GIVEN PROBLEM: Go through the records and copy each line where the word "Gear" occurs.

MATERIAL FOR THIS EXERCISE:
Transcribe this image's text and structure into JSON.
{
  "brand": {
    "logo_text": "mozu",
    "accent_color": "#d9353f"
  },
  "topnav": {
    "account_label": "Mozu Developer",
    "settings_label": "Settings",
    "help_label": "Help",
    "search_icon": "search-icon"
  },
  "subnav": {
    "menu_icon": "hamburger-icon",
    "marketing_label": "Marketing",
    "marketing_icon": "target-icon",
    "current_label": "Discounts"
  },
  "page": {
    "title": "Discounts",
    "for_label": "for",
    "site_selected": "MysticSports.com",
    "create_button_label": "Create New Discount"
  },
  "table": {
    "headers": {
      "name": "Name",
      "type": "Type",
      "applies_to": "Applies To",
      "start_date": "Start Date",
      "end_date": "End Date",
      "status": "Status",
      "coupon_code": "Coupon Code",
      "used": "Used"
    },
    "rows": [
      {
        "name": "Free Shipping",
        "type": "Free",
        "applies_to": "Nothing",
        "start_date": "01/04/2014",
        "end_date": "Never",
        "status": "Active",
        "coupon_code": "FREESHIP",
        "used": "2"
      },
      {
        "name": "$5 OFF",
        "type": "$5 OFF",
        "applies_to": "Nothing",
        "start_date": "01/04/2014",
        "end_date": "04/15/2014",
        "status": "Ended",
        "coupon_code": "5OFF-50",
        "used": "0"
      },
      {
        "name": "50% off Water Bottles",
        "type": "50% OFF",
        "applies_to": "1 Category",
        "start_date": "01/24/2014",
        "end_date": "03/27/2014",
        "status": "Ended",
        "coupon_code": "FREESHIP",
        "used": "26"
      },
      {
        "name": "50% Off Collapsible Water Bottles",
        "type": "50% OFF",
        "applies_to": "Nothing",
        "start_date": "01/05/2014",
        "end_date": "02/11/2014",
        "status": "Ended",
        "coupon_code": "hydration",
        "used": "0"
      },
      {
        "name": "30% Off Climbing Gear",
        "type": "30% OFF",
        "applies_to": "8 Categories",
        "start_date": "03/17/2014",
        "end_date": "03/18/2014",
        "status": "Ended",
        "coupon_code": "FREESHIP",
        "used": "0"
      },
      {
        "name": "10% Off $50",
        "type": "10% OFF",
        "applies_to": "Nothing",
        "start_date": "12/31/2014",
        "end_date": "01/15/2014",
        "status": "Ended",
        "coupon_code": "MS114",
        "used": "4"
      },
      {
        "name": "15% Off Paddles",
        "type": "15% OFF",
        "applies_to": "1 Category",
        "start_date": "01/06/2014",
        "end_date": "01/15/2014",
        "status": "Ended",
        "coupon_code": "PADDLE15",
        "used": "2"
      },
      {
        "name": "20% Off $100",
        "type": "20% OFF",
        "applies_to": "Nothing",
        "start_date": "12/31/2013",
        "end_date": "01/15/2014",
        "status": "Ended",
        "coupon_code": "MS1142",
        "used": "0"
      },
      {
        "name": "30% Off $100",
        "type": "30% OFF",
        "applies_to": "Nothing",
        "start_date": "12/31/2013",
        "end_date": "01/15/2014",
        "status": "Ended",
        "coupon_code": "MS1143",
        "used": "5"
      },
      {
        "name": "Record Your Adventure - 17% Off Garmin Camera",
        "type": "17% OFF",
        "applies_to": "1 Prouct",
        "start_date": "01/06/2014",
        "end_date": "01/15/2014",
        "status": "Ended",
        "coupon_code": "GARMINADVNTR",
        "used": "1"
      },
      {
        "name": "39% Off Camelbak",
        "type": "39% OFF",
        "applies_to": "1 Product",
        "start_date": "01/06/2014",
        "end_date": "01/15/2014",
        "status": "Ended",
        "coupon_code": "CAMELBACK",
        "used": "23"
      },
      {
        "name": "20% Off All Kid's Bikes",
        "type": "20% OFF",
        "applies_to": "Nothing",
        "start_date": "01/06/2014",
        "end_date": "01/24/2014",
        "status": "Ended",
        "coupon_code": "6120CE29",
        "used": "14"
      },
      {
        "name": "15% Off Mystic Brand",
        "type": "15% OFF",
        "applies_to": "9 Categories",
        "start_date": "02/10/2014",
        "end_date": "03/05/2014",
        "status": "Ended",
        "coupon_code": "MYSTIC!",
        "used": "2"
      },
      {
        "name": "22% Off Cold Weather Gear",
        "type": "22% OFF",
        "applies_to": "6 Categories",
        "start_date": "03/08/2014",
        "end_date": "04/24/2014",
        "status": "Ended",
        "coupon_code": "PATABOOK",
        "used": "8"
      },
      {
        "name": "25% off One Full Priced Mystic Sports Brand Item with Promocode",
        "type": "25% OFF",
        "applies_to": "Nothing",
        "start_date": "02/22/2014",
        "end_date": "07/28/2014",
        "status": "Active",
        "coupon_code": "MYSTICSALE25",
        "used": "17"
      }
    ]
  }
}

RESULT OF THE TASK:
        "name": "30% Off Climbing Gear",
        "name": "22% Off Cold Weather Gear",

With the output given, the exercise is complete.